• INSTRUCTIONS TO FOLLOW: Each line that follows is to be retyped exactly.

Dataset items
>> Start

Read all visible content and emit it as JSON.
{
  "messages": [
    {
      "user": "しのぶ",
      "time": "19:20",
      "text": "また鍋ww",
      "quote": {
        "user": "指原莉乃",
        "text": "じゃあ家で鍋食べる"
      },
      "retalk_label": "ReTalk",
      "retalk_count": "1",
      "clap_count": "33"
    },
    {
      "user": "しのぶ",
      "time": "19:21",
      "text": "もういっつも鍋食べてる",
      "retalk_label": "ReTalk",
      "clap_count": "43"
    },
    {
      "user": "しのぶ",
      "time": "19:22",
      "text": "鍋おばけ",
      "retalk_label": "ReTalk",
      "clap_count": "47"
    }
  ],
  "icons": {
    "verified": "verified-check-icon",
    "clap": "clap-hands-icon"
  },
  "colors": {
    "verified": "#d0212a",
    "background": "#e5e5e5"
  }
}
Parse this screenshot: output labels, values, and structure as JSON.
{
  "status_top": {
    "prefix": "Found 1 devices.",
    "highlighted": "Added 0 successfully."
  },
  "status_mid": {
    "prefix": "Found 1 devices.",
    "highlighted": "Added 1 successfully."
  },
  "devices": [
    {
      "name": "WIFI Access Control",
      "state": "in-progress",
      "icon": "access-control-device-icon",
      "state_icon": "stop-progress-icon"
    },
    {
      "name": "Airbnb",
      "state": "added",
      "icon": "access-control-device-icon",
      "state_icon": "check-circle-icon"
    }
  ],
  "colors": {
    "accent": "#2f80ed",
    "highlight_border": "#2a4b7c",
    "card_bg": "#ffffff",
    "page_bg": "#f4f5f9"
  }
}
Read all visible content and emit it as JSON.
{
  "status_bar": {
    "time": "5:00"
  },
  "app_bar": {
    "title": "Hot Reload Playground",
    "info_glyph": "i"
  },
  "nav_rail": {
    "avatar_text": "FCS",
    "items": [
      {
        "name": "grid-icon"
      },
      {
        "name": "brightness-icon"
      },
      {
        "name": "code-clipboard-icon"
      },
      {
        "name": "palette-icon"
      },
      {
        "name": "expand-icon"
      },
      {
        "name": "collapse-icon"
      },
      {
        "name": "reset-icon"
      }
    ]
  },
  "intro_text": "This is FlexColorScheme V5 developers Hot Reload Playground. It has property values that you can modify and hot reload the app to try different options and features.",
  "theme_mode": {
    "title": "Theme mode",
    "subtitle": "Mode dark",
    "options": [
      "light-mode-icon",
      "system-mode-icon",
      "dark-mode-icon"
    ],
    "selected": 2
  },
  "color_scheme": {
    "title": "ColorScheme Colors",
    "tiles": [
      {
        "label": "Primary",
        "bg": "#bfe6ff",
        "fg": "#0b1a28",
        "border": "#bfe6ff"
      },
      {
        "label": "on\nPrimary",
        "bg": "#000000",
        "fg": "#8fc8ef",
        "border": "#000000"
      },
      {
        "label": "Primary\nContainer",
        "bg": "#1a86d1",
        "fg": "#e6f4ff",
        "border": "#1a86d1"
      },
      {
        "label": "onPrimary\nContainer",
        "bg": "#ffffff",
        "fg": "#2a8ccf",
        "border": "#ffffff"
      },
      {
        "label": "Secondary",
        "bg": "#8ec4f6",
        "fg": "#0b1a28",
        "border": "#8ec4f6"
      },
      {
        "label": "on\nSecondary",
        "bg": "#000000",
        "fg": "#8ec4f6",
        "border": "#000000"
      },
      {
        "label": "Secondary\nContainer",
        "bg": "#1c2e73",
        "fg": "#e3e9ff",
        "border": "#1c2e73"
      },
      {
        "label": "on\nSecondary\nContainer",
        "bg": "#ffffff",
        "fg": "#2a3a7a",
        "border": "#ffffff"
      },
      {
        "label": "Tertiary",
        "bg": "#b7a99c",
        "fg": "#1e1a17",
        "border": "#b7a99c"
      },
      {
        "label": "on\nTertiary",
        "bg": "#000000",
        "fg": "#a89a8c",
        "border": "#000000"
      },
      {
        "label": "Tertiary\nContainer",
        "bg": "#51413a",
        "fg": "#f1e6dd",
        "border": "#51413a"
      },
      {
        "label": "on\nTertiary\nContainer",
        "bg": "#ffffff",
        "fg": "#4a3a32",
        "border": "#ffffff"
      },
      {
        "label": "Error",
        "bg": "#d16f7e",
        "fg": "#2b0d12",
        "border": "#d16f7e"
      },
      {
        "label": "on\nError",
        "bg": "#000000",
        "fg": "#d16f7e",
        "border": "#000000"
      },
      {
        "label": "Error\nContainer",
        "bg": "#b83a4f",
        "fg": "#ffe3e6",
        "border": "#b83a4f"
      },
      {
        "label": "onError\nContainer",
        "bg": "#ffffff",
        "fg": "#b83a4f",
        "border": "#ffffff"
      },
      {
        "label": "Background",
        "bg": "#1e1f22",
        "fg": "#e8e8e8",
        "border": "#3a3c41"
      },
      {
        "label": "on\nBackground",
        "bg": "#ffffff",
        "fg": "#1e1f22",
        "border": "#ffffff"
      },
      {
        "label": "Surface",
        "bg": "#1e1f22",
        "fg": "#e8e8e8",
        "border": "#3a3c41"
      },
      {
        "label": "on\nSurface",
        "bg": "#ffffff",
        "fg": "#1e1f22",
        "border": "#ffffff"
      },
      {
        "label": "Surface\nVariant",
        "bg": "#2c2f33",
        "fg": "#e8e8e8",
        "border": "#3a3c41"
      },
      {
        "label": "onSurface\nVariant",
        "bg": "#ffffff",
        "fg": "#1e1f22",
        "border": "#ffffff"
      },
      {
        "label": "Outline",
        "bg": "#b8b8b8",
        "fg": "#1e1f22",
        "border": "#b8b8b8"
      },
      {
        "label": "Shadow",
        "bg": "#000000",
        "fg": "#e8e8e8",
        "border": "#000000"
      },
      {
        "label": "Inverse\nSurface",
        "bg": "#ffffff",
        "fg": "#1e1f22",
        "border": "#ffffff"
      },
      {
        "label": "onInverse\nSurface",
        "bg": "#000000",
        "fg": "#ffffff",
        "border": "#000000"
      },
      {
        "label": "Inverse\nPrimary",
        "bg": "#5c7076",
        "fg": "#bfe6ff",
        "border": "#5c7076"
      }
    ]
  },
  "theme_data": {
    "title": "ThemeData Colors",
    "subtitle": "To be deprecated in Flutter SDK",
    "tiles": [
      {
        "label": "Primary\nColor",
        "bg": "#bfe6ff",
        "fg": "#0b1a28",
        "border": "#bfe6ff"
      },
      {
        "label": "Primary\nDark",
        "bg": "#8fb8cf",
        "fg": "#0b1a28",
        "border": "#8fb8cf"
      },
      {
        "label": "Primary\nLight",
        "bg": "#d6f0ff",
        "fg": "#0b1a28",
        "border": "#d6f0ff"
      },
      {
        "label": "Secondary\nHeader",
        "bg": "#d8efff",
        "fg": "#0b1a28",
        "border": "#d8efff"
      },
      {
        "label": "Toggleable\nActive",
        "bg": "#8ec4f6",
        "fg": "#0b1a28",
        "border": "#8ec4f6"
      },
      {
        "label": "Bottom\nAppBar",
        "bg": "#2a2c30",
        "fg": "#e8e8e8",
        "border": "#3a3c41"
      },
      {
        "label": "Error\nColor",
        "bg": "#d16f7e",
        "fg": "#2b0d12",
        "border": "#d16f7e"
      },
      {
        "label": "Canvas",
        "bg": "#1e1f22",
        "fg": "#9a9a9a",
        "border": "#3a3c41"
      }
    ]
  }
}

>> End

• FINISHED EXERCISE:
Read all visible content and emit it as JSON.
{
  "messages": [
    {
      "user": "しのぶ",
      "time": "19:20",
      "text": "また鍋ww",
      "quote": {
        "user": "指原莉乃",
        "text": "じゃあ家で鍋食べる"
      },
      "retalk_label": "ReTalk",
      "retalk_count": "1",
      "clap_count": "33"
    },
    {
      "user": "しのぶ",
      "time": "19:21",
      "text": "もういっつも鍋食べてる",
      "retalk_label": "ReTalk",
      "clap_count": "43"
    },
    {
      "user": "しのぶ",
      "time": "19:22",
      "text": "鍋おばけ",
      "retalk_label": "ReTalk",
      "clap_count": "47"
    }
  ],
  "icons": {
    "verified": "verified-check-icon",
    "clap": "clap-hands-icon"
  },
  "colors": {
    "verified": "#d0212a",
    "background": "#e5e5e5"
  }
}
Parse this screenshot: output labels, values, and structure as JSON.
{
  "status_top": {
    "prefix": "Found 1 devices.",
    "highlighted": "Added 0 successfully."
  },
  "status_mid": {
    "prefix": "Found 1 devices.",
    "highlighted": "Added 1 successfully."
  },
  "devices": [
    {
      "name": "WIFI Access Control",
      "state": "in-progress",
      "icon": "access-control-device-icon",
      "state_icon": "stop-progress-icon"
    },
    {
      "name": "Airbnb",
      "state": "added",
      "icon": "access-control-device-icon",
      "state_icon": "check-circle-icon"
    }
  ],
  "colors": {
    "accent": "#2f80ed",
    "highlight_border": "#2a4b7c",
    "card_bg": "#ffffff",
    "page_bg": "#f4f5f9"
  }
}
Read all visible content and emit it as JSON.
{
  "status_bar": {
    "time": "5:00"
  },
  "app_bar": {
    "title": "Hot Reload Playground",
    "info_glyph": "i"
  },
  "nav_rail": {
    "avatar_text": "FCS",
    "items": [
      {
        "name": "grid-icon"
      },
      {
        "name": "brightness-icon"
      },
      {
        "name": "code-clipboard-icon"
      },
      {
        "name": "palette-icon"
      },
      {
        "name": "expand-icon"
      },
      {
        "name": "collapse-icon"
      },
      {
        "name": "reset-icon"
      }
    ]
  },
  "intro_text": "This is FlexColorScheme V5 developers Hot Reload Playground. It has property values that you can modify and hot reload the app to try different options and features.",
  "theme_mode": {
    "title": "Theme mode",
    "subtitle": "Mode dark",
    "options": [
      "light-mode-icon",
      "system-mode-icon",
      "dark-mode-icon"
    ],
    "selected": 2
  },
  "color_scheme": {
    "title": "ColorScheme Colors",
    "tiles": [
      {
        "label": "Primary",
        "bg": "#bfe6ff",
        "fg": "#0b1a28",
        "border": "#bfe6ff"
      },
      {
        "label": "on\nPrimary",
        "bg": "#000000",
        "fg": "#8fc8ef",
        "border": "#000000"
      },
      {
        "label": "Primary\nContainer",
        "bg": "#1a86d1",
        "fg": "#e6f4ff",
        "border": "#1a86d1"
      },
      {
        "label": "onPrimary\nContainer",
        "bg": "#ffffff",
        "fg": "#2a8ccf",
        "border": "#ffffff"
      },
      {
        "label": "Secondary",
        "bg": "#8ec4f6",
        "fg": "#0b1a28",
        "border": "#8ec4f6"
      },
      {
        "label": "on\nSecondary",
        "bg": "#000000",
        "fg": "#8ec4f6",
        "border": "#000000"
      },
      {
        "label": "Secondary\nContainer",
        "bg": "#1c2e73",
        "fg": "#e3e9ff",
        "border": "#1c2e73"
      },
      {
        "label": "on\nSecondary\nContainer",
        "bg": "#ffffff",
        "fg": "#2a3a7a",
        "border": "#ffffff"
      },
      {
        "label": "Tertiary",
        "bg": "#b7a99c",
        "fg": "#1e1a17",
        "border": "#b7a99c"
      },
      {
        "label": "on\nTertiary",
        "bg": "#000000",
        "fg": "#a89a8c",
        "border": "#000000"
      },
      {
        "label": "Tertiary\nContainer",
        "bg": "#51413a",
        "fg": "#f1e6dd",
        "border": "#51413a"
      },
      {
        "label": "on\nTertiary\nContainer",
        "bg": "#ffffff",
        "fg": "#4a3a32",
        "border": "#ffffff"
      },
      {
        "label": "Error",
        "bg": "#d16f7e",
        "fg": "#2b0d12",
        "border": "#d16f7e"
      },
      {
        "label": "on\nError",
        "bg": "#000000",
        "fg": "#d16f7e",
        "border": "#000000"
      },
      {
        "label": "Error\nContainer",
        "bg": "#b83a4f",
        "fg": "#ffe3e6",
        "border": "#b83a4f"
      },
      {
        "label": "onError\nContainer",
        "bg": "#ffffff",
        "fg": "#b83a4f",
        "border": "#ffffff"
      },
      {
        "label": "Background",
        "bg": "#1e1f22",
        "fg": "#e8e8e8",
        "border": "#3a3c41"
      },
      {
        "label": "on\nBackground",
        "bg": "#ffffff",
        "fg": "#1e1f22",
        "border": "#ffffff"
      },
      {
        "label": "Surface",
        "bg": "#1e1f22",
        "fg": "#e8e8e8",
        "border": "#3a3c41"
      },
      {
        "label": "on\nSurface",
        "bg": "#ffffff",
        "fg": "#1e1f22",
        "border": "#ffffff"
      },
      {
        "label": "Surface\nVariant",
        "bg": "#2c2f33",
        "fg": "#e8e8e8",
        "border": "#3a3c41"
      },
      {
        "label": "onSurface\nVariant",
        "bg": "#ffffff",
        "fg": "#1e1f22",
        "border": "#ffffff"
      },
      {
        "label": "Outline",
        "bg": "#b8b8b8",
        "fg": "#1e1f22",
        "border": "#b8b8b8"
      },
      {
        "label": "Shadow",
        "bg": "#000000",
        "fg": "#e8e8e8",
        "border": "#000000"
      },
      {
        "label": "Inverse\nSurface",
        "bg": "#ffffff",
        "fg": "#1e1f22",
        "border": "#ffffff"
      },
      {
        "label": "onInverse\nSurface",
        "bg": "#000000",
        "fg": "#ffffff",
        "border": "#000000"
      },
      {
        "label": "Inverse\nPrimary",
        "bg": "#5c7076",
        "fg": "#bfe6ff",
        "border": "#5c7076"
      }
    ]
  },
  "theme_data": {
    "title": "ThemeData Colors",
    "subtitle": "To be deprecated in Flutter SDK",
    "tiles": [
      {
        "label": "Primary\nColor",
        "bg": "#bfe6ff",
        "fg": "#0b1a28",
        "border": "#bfe6ff"
      },
      {
        "label": "Primary\nDark",
        "bg": "#8fb8cf",
        "fg": "#0b1a28",
        "border": "#8fb8cf"
      },
      {
        "label": "Primary\nLight",
        "bg": "#d6f0ff",
        "fg": "#0b1a28",
        "border": "#d6f0ff"
      },
      {
        "label": "Secondary\nHeader",
        "bg": "#d8efff",
        "fg": "#0b1a28",
        "border": "#d8efff"
      },
      {
        "label": "Toggleable\nActive",
        "bg": "#8ec4f6",
        "fg": "#0b1a28",
        "border": "#8ec4f6"
      },
      {
        "label": "Bottom\nAppBar",
        "bg": "#2a2c30",
        "fg": "#e8e8e8",
        "border": "#3a3c41"
      },
      {
        "label": "Error\nColor",
        "bg": "#d16f7e",
        "fg": "#2b0d12",
        "border": "#d16f7e"
      },
      {
        "label": "Canvas",
        "bg": "#1e1f22",
        "fg": "#9a9a9a",
        "border": "#3a3c41"
      }
    ]
  }
}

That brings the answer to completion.